* _WHAT IS EXPECTED_:
Reproduce each record exactly.

* _Dataset rows_:
[Start]

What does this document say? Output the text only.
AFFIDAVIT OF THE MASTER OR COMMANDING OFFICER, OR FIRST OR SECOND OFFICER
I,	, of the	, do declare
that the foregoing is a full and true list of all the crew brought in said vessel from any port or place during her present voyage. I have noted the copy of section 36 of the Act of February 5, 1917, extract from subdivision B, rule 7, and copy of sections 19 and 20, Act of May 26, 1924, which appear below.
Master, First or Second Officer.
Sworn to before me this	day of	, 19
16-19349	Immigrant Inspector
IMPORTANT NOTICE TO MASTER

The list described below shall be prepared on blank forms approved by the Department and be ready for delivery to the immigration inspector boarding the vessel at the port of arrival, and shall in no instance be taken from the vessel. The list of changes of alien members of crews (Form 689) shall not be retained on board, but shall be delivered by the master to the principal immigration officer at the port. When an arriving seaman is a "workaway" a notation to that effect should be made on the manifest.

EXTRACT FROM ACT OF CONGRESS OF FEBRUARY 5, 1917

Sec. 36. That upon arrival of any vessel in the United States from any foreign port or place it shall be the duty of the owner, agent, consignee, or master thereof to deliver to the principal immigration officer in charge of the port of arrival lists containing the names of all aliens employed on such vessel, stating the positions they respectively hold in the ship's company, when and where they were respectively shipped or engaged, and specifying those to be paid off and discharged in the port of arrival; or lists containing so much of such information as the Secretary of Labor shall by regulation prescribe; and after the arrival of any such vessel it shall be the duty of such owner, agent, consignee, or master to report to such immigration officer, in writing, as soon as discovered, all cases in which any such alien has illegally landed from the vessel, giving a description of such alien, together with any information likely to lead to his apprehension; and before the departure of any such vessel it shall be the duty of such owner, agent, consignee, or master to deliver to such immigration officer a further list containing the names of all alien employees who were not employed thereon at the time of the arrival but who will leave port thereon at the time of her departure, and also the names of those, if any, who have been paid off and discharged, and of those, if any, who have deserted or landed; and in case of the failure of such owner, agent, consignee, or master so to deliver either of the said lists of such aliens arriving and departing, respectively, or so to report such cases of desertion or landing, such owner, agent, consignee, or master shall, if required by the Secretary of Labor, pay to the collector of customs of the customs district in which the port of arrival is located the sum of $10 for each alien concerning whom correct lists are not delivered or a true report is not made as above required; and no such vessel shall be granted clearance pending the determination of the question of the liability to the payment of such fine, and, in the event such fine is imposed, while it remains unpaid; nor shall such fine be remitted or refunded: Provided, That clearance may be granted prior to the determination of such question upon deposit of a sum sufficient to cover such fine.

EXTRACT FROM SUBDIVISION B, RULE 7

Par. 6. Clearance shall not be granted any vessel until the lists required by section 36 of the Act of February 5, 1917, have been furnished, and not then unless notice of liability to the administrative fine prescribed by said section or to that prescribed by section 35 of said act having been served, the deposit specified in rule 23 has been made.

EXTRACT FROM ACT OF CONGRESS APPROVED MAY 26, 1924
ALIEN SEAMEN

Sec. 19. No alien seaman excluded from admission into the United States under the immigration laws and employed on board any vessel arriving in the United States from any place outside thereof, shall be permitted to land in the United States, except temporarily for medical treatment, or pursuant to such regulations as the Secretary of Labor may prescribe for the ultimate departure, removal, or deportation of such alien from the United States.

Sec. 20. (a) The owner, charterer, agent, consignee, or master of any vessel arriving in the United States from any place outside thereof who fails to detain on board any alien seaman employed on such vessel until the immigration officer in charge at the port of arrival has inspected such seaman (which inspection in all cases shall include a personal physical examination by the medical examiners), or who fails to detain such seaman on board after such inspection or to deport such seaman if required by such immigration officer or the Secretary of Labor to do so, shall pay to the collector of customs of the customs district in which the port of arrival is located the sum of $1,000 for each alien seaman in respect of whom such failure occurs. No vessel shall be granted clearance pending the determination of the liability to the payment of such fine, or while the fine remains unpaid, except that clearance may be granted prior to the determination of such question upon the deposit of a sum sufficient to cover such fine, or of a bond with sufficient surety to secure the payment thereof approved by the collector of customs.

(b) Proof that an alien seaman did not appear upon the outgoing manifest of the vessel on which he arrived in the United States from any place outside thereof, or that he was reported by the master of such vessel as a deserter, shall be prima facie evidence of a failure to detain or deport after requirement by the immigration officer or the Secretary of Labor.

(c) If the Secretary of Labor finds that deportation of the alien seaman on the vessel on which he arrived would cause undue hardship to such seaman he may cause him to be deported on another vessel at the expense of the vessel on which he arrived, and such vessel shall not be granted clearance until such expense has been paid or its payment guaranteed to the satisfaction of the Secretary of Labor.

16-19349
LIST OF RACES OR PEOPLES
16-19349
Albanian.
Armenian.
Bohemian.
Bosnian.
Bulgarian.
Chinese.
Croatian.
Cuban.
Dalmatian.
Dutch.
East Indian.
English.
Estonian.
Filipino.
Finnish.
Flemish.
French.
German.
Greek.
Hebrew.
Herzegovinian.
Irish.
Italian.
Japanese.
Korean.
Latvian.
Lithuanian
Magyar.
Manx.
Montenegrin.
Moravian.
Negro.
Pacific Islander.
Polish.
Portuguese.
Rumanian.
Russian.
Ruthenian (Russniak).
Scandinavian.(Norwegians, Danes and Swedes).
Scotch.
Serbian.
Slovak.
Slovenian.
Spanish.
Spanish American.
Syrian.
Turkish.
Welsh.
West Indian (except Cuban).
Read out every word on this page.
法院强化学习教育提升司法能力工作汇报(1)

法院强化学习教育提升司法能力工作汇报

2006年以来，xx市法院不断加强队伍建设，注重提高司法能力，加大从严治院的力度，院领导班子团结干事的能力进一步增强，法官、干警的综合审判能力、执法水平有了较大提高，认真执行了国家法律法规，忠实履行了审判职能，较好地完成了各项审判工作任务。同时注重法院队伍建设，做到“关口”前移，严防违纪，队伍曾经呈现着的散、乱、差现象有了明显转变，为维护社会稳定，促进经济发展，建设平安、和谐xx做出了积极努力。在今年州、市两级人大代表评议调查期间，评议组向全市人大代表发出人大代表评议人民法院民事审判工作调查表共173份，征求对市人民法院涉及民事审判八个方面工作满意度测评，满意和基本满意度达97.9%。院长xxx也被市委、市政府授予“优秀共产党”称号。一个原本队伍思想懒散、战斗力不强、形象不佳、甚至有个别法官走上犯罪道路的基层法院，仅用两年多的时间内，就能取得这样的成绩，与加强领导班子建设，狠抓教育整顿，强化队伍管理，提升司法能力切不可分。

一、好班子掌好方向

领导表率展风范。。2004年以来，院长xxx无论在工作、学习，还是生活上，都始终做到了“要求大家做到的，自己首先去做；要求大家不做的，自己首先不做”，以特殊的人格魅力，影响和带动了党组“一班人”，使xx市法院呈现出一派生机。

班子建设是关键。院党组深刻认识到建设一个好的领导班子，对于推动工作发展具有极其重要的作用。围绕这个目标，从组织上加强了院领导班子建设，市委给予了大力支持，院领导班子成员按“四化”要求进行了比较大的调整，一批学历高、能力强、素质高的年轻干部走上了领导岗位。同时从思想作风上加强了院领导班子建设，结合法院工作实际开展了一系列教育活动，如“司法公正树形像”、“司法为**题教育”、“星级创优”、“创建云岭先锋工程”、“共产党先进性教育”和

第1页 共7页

[End]

* _TASK RESPONSE_:
What does this document say? Output the text only.
AFFIDAVIT OF THE MASTER OR COMMANDING OFFICER, OR FIRST OR SECOND OFFICER
I,	, of the	, do declare
that the foregoing is a full and true list of all the crew brought in said vessel from any port or place during her present voyage. I have noted the copy of section 36 of the Act of February 5, 1917, extract from subdivision B, rule 7, and copy of sections 19 and 20, Act of May 26, 1924, which appear below.
Master, First or Second Officer.
Sworn to before me this	day of	, 19
16-19349	Immigrant Inspector
IMPORTANT NOTICE TO MASTER

The list described below shall be prepared on blank forms approved by the Department and be ready for delivery to the immigration inspector boarding the vessel at the port of arrival, and shall in no instance be taken from the vessel. The list of changes of alien members of crews (Form 689) shall not be retained on board, but shall be delivered by the master to the principal immigration officer at the port. When an arriving seaman is a "workaway" a notation to that effect should be made on the manifest.

EXTRACT FROM ACT OF CONGRESS OF FEBRUARY 5, 1917

Sec. 36. That upon arrival of any vessel in the United States from any foreign port or place it shall be the duty of the owner, agent, consignee, or master thereof to deliver to the principal immigration officer in charge of the port of arrival lists containing the names of all aliens employed on such vessel, stating the positions they respectively hold in the ship's company, when and where they were respectively shipped or engaged, and specifying those to be paid off and discharged in the port of arrival; or lists containing so much of such information as the Secretary of Labor shall by regulation prescribe; and after the arrival of any such vessel it shall be the duty of such owner, agent, consignee, or master to report to such immigration officer, in writing, as soon as discovered, all cases in which any such alien has illegally landed from the vessel, giving a description of such alien, together with any information likely to lead to his apprehension; and before the departure of any such vessel it shall be the duty of such owner, agent, consignee, or master to deliver to such immigration officer a further list containing the names of all alien employees who were not employed thereon at the time of the arrival but who will leave port thereon at the time of her departure, and also the names of those, if any, who have been paid off and discharged, and of those, if any, who have deserted or landed; and in case of the failure of such owner, agent, consignee, or master so to deliver either of the said lists of such aliens arriving and departing, respectively, or so to report such cases of desertion or landing, such owner, agent, consignee, or master shall, if required by the Secretary of Labor, pay to the collector of customs of the customs district in which the port of arrival is located the sum of $10 for each alien concerning whom correct lists are not delivered or a true report is not made as above required; and no such vessel shall be granted clearance pending the determination of the question of the liability to the payment of such fine, and, in the event such fine is imposed, while it remains unpaid; nor shall such fine be remitted or refunded: Provided, That clearance may be granted prior to the determination of such question upon deposit of a sum sufficient to cover such fine.

EXTRACT FROM SUBDIVISION B, RULE 7

Par. 6. Clearance shall not be granted any vessel until the lists required by section 36 of the Act of February 5, 1917, have been furnished, and not then unless notice of liability to the administrative fine prescribed by said section or to that prescribed by section 35 of said act having been served, the deposit specified in rule 23 has been made.

EXTRACT FROM ACT OF CONGRESS APPROVED MAY 26, 1924
ALIEN SEAMEN

Sec. 19. No alien seaman excluded from admission into the United States under the immigration laws and employed on board any vessel arriving in the United States from any place outside thereof, shall be permitted to land in the United States, except temporarily for medical treatment, or pursuant to such regulations as the Secretary of Labor may prescribe for the ultimate departure, removal, or deportation of such alien from the United States.

Sec. 20. (a) The owner, charterer, agent, consignee, or master of any vessel arriving in the United States from any place outside thereof who fails to detain on board any alien seaman employed on such vessel until the immigration officer in charge at the port of arrival has inspected such seaman (which inspection in all cases shall include a personal physical examination by the medical examiners), or who fails to detain such seaman on board after such inspection or to deport such seaman if required by such immigration officer or the Secretary of Labor to do so, shall pay to the collector of customs of the customs district in which the port of arrival is located the sum of $1,000 for each alien seaman in respect of whom such failure occurs. No vessel shall be granted clearance pending the determination of the liability to the payment of such fine, or while the fine remains unpaid, except that clearance may be granted prior to the determination of such question upon the deposit of a sum sufficient to cover such fine, or of a bond with sufficient surety to secure the payment thereof approved by the collector of customs.

(b) Proof that an alien seaman did not appear upon the outgoing manifest of the vessel on which he arrived in the United States from any place outside thereof, or that he was reported by the master of such vessel as a deserter, shall be prima facie evidence of a failure to detain or deport after requirement by the immigration officer or the Secretary of Labor.

(c) If the Secretary of Labor finds that deportation of the alien seaman on the vessel on which he arrived would cause undue hardship to such seaman he may cause him to be deported on another vessel at the expense of the vessel on which he arrived, and such vessel shall not be granted clearance until such expense has been paid or its payment guaranteed to the satisfaction of the Secretary of Labor.

16-19349
LIST OF RACES OR PEOPLES
16-19349
Albanian.
Armenian.
Bohemian.
Bosnian.
Bulgarian.
Chinese.
Croatian.
Cuban.
Dalmatian.
Dutch.
East Indian.
English.
Estonian.
Filipino.
Finnish.
Flemish.
French.
German.
Greek.
Hebrew.
Herzegovinian.
Irish.
Italian.
Japanese.
Korean.
Latvian.
Lithuanian
Magyar.
Manx.
Montenegrin.
Moravian.
Negro.
Pacific Islander.
Polish.
Portuguese.
Rumanian.
Russian.
Ruthenian (Russniak).
Scandinavian.(Norwegians, Danes and Swedes).
Scotch.
Serbian.
Slovak.
Slovenian.
Spanish.
Spanish American.
Syrian.
Turkish.
Welsh.
West Indian (except Cuban).
Read out every word on this page.
法院强化学习教育提升司法能力工作汇报(1)

法院强化学习教育提升司法能力工作汇报

2006年以来，xx市法院不断加强队伍建设，注重提高司法能力，加大从严治院的力度，院领导班子团结干事的能力进一步增强，法官、干警的综合审判能力、执法水平有了较大提高，认真执行了国家法律法规，忠实履行了审判职能，较好地完成了各项审判工作任务。同时注重法院队伍建设，做到“关口”前移，严防违纪，队伍曾经呈现着的散、乱、差现象有了明显转变，为维护社会稳定，促进经济发展，建设平安、和谐xx做出了积极努力。在今年州、市两级人大代表评议调查期间，评议组向全市人大代表发出人大代表评议人民法院民事审判工作调查表共173份，征求对市人民法院涉及民事审判八个方面工作满意度测评，满意和基本满意度达97.9%。院长xxx也被市委、市政府授予“优秀共产党”称号。一个原本队伍思想懒散、战斗力不强、形象不佳、甚至有个别法官走上犯罪道路的基层法院，仅用两年多的时间内，就能取得这样的成绩，与加强领导班子建设，狠抓教育整顿，强化队伍管理，提升司法能力切不可分。

一、好班子掌好方向

领导表率展风范。。2004年以来，院长xxx无论在工作、学习，还是生活上，都始终做到了“要求大家做到的，自己首先去做；要求大家不做的，自己首先不做”，以特殊的人格魅力，影响和带动了党组“一班人”，使xx市法院呈现出一派生机。

班子建设是关键。院党组深刻认识到建设一个好的领导班子，对于推动工作发展具有极其重要的作用。围绕这个目标，从组织上加强了院领导班子建设，市委给予了大力支持，院领导班子成员按“四化”要求进行了比较大的调整，一批学历高、能力强、素质高的年轻干部走上了领导岗位。同时从思想作风上加强了院领导班子建设，结合法院工作实际开展了一系列教育活动，如“司法公正树形像”、“司法为**题教育”、“星级创优”、“创建云岭先锋工程”、“共产党先进性教育”和

第1页 共7页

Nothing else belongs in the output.